■ Short exercise
From the listing below, extract each line containing the string "bumper".

>> BEGIN

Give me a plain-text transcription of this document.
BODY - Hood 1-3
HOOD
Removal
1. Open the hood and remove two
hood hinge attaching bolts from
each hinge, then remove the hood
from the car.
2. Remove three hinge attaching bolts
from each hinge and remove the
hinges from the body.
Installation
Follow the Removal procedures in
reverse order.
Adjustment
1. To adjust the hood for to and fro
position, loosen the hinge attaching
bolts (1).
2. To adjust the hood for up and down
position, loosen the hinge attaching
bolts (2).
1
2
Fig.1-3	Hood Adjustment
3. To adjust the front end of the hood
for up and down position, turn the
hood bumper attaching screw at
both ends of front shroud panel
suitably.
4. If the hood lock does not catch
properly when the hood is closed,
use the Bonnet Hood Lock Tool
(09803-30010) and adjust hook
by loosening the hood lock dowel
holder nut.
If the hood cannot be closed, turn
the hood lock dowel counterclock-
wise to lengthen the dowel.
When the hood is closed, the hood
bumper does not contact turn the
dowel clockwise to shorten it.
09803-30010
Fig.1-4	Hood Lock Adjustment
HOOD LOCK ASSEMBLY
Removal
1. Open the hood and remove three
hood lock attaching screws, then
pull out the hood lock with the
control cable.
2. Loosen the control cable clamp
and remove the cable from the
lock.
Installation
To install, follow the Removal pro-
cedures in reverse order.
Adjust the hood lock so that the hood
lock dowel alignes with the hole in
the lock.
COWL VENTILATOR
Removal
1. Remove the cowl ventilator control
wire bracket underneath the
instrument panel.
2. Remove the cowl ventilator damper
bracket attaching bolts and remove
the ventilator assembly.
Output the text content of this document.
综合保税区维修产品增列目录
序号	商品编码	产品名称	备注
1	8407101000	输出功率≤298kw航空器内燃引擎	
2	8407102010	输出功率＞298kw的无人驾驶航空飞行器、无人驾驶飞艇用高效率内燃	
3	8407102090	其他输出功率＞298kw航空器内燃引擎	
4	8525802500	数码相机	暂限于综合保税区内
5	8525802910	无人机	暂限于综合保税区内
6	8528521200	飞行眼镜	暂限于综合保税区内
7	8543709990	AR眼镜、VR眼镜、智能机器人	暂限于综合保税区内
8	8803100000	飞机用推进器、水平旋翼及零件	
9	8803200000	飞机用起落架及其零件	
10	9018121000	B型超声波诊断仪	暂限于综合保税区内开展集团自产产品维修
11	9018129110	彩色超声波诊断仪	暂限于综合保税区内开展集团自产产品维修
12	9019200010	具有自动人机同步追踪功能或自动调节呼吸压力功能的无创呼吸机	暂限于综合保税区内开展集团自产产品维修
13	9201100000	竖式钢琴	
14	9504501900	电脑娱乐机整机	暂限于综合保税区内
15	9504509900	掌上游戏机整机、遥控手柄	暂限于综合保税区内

>> END

■ Worked answer
hood bumper attaching screw at
bumper does not contact turn the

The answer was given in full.